Where does the string "Blue" appear in the records? Copy every line that contains it.

(Saved entries)
━━━━━━

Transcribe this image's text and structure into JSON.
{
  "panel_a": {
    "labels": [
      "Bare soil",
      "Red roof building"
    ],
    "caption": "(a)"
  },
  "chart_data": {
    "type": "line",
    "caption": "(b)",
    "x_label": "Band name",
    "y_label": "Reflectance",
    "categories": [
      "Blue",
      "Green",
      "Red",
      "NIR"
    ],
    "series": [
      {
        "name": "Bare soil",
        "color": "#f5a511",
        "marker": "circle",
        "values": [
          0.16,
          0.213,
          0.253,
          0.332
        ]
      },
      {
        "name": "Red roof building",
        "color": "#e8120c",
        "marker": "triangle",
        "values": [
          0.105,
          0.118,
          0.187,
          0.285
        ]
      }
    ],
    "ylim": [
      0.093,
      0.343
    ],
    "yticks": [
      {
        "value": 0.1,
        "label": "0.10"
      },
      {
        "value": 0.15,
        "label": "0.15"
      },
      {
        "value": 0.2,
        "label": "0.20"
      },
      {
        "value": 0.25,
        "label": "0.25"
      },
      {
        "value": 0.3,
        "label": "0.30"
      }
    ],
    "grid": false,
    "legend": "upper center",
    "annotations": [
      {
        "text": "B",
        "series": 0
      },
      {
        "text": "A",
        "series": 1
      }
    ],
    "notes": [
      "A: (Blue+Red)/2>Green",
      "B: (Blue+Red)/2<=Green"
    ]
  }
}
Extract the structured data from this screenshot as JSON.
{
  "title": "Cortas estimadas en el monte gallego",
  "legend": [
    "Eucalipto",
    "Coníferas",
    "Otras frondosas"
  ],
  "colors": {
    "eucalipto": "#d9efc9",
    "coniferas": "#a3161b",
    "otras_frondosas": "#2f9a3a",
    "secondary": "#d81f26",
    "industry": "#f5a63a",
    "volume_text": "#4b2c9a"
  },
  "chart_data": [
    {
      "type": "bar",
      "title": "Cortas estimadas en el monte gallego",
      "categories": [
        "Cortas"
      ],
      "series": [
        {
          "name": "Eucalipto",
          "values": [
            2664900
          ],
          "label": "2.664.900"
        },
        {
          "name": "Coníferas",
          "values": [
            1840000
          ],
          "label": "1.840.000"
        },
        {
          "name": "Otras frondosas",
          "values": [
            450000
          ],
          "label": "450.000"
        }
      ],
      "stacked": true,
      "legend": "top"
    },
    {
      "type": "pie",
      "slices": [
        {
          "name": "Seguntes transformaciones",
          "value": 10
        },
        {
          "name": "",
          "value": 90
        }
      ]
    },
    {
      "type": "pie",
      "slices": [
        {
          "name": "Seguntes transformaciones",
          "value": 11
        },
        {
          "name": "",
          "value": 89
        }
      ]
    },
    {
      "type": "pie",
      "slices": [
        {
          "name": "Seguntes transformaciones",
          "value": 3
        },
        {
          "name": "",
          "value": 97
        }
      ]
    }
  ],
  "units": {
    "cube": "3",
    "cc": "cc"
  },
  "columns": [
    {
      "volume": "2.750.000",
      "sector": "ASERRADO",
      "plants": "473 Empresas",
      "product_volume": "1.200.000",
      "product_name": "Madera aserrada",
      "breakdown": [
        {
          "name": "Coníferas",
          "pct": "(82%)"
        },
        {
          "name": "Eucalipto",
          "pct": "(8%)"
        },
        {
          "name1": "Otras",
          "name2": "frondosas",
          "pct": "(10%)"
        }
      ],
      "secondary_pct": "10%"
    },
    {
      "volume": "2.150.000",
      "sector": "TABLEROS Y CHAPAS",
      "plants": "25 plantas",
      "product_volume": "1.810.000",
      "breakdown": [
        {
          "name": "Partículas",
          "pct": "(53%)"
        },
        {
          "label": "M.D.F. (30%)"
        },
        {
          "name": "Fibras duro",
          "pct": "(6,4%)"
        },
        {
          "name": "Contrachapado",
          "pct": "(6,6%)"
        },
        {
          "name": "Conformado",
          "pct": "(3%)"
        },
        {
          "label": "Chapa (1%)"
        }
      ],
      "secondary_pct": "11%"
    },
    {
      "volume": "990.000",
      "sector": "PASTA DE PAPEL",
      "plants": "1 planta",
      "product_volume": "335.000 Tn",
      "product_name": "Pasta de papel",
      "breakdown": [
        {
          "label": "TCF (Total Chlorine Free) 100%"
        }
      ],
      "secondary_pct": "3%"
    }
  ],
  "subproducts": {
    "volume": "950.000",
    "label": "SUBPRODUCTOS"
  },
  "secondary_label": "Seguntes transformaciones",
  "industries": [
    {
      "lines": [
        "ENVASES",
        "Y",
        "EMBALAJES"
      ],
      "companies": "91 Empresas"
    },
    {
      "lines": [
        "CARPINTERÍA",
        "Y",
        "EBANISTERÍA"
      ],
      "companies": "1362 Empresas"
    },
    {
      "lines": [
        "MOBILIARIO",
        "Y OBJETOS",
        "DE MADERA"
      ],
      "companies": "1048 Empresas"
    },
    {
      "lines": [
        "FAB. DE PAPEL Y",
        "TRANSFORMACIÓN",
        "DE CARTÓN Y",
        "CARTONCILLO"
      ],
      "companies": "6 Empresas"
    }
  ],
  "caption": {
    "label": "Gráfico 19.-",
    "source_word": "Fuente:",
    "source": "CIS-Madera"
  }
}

━━━━━━

RESPONSE -
      "Blue",
      "A: (Blue+Red)/2>Green",
      "B: (Blue+Red)/2<=Green"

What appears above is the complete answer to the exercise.